> _What this task involves_: All of the entries need to be written out again, exactly as they are.

> _Material provided_:
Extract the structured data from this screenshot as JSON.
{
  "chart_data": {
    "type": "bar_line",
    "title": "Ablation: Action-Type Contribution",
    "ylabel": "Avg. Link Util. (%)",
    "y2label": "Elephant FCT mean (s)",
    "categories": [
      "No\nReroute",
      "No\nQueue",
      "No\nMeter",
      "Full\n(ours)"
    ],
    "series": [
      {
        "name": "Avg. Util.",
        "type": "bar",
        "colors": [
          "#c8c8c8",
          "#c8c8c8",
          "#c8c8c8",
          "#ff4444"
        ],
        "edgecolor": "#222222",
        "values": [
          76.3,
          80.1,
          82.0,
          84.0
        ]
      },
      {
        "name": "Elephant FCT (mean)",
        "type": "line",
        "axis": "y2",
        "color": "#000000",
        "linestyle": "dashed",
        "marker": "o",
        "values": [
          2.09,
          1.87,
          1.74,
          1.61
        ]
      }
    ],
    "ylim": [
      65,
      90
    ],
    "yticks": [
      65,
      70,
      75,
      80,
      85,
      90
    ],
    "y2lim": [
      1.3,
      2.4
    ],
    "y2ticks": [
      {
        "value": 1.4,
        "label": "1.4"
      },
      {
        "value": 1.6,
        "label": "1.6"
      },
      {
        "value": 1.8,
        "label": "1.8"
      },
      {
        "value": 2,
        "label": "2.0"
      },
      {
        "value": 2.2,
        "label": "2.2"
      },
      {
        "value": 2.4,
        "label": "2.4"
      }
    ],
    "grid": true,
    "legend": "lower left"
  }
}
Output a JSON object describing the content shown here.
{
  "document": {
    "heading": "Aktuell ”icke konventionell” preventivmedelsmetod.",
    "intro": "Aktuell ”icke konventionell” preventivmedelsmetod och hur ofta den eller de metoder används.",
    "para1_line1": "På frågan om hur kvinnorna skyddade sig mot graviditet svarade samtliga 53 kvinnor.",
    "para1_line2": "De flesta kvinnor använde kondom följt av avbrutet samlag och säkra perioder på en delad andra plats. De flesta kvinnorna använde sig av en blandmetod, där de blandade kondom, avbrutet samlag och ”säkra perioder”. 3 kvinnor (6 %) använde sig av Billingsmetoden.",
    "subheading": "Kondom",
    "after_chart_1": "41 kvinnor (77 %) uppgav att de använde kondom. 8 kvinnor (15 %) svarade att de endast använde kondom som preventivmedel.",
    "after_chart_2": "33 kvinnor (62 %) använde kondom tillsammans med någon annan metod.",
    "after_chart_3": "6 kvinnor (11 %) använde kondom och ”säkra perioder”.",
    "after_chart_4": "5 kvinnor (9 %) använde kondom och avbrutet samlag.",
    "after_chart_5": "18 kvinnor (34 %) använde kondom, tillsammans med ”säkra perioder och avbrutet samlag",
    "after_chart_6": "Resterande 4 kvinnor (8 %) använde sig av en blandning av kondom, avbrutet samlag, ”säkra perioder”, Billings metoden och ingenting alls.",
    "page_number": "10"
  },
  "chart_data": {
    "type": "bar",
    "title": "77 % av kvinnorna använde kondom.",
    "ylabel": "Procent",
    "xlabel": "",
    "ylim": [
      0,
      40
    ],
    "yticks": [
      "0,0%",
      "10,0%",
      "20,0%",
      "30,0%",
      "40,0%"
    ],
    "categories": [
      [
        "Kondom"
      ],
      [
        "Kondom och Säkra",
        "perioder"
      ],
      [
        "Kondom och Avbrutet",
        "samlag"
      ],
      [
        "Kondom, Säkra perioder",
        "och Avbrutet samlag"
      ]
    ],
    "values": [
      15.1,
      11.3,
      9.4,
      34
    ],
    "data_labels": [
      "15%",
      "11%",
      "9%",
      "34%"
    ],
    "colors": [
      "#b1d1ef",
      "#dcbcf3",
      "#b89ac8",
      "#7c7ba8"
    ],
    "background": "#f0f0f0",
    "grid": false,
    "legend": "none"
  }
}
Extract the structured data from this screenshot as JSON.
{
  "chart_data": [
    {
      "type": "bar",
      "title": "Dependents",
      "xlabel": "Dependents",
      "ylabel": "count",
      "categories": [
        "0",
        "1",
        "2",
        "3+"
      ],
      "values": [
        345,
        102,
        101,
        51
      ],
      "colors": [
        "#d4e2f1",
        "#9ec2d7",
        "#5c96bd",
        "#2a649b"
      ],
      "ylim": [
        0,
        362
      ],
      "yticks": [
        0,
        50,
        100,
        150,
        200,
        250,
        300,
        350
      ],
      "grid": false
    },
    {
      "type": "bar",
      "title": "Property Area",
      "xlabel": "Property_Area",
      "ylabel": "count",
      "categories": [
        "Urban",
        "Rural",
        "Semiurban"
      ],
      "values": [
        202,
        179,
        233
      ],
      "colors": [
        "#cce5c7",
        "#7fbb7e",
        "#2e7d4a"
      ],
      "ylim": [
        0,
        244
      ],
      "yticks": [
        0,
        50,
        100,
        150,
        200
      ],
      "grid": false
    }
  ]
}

> _Task solution_:
Extract the structured data from this screenshot as JSON.
{
  "chart_data": {
    "type": "bar_line",
    "title": "Ablation: Action-Type Contribution",
    "ylabel": "Avg. Link Util. (%)",
    "y2label": "Elephant FCT mean (s)",
    "categories": [
      "No\nReroute",
      "No\nQueue",
      "No\nMeter",
      "Full\n(ours)"
    ],
    "series": [
      {
        "name": "Avg. Util.",
        "type": "bar",
        "colors": [
          "#c8c8c8",
          "#c8c8c8",
          "#c8c8c8",
          "#ff4444"
        ],
        "edgecolor": "#222222",
        "values": [
          76.3,
          80.1,
          82.0,
          84.0
        ]
      },
      {
        "name": "Elephant FCT (mean)",
        "type": "line",
        "axis": "y2",
        "color": "#000000",
        "linestyle": "dashed",
        "marker": "o",
        "values": [
          2.09,
          1.87,
          1.74,
          1.61
        ]
      }
    ],
    "ylim": [
      65,
      90
    ],
    "yticks": [
      65,
      70,
      75,
      80,
      85,
      90
    ],
    "y2lim": [
      1.3,
      2.4
    ],
    "y2ticks": [
      {
        "value": 1.4,
        "label": "1.4"
      },
      {
        "value": 1.6,
        "label": "1.6"
      },
      {
        "value": 1.8,
        "label": "1.8"
      },
      {
        "value": 2,
        "label": "2.0"
      },
      {
        "value": 2.2,
        "label": "2.2"
      },
      {
        "value": 2.4,
        "label": "2.4"
      }
    ],
    "grid": true,
    "legend": "lower left"
  }
}
Output a JSON object describing the content shown here.
{
  "document": {
    "heading": "Aktuell ”icke konventionell” preventivmedelsmetod.",
    "intro": "Aktuell ”icke konventionell” preventivmedelsmetod och hur ofta den eller de metoder används.",
    "para1_line1": "På frågan om hur kvinnorna skyddade sig mot graviditet svarade samtliga 53 kvinnor.",
    "para1_line2": "De flesta kvinnor använde kondom följt av avbrutet samlag och säkra perioder på en delad andra plats. De flesta kvinnorna använde sig av en blandmetod, där de blandade kondom, avbrutet samlag och ”säkra perioder”. 3 kvinnor (6 %) använde sig av Billingsmetoden.",
    "subheading": "Kondom",
    "after_chart_1": "41 kvinnor (77 %) uppgav att de använde kondom. 8 kvinnor (15 %) svarade att de endast använde kondom som preventivmedel.",
    "after_chart_2": "33 kvinnor (62 %) använde kondom tillsammans med någon annan metod.",
    "after_chart_3": "6 kvinnor (11 %) använde kondom och ”säkra perioder”.",
    "after_chart_4": "5 kvinnor (9 %) använde kondom och avbrutet samlag.",
    "after_chart_5": "18 kvinnor (34 %) använde kondom, tillsammans med ”säkra perioder och avbrutet samlag",
    "after_chart_6": "Resterande 4 kvinnor (8 %) använde sig av en blandning av kondom, avbrutet samlag, ”säkra perioder”, Billings metoden och ingenting alls.",
    "page_number": "10"
  },
  "chart_data": {
    "type": "bar",
    "title": "77 % av kvinnorna använde kondom.",
    "ylabel": "Procent",
    "xlabel": "",
    "ylim": [
      0,
      40
    ],
    "yticks": [
      "0,0%",
      "10,0%",
      "20,0%",
      "30,0%",
      "40,0%"
    ],
    "categories": [
      [
        "Kondom"
      ],
      [
        "Kondom och Säkra",
        "perioder"
      ],
      [
        "Kondom och Avbrutet",
        "samlag"
      ],
      [
        "Kondom, Säkra perioder",
        "och Avbrutet samlag"
      ]
    ],
    "values": [
      15.1,
      11.3,
      9.4,
      34
    ],
    "data_labels": [
      "15%",
      "11%",
      "9%",
      "34%"
    ],
    "colors": [
      "#b1d1ef",
      "#dcbcf3",
      "#b89ac8",
      "#7c7ba8"
    ],
    "background": "#f0f0f0",
    "grid": false,
    "legend": "none"
  }
}
Extract the structured data from this screenshot as JSON.
{
  "chart_data": [
    {
      "type": "bar",
      "title": "Dependents",
      "xlabel": "Dependents",
      "ylabel": "count",
      "categories": [
        "0",
        "1",
        "2",
        "3+"
      ],
      "values": [
        345,
        102,
        101,
        51
      ],
      "colors": [
        "#d4e2f1",
        "#9ec2d7",
        "#5c96bd",
        "#2a649b"
      ],
      "ylim": [
        0,
        362
      ],
      "yticks": [
        0,
        50,
        100,
        150,
        200,
        250,
        300,
        350
      ],
      "grid": false
    },
    {
      "type": "bar",
      "title": "Property Area",
      "xlabel": "Property_Area",
      "ylabel": "count",
      "categories": [
        "Urban",
        "Rural",
        "Semiurban"
      ],
      "values": [
        202,
        179,
        233
      ],
      "colors": [
        "#cce5c7",
        "#7fbb7e",
        "#2e7d4a"
      ],
      "ylim": [
        0,
        244
      ],
      "yticks": [
        0,
        50,
        100,
        150,
        200
      ],
      "grid": false
    }
  ]
}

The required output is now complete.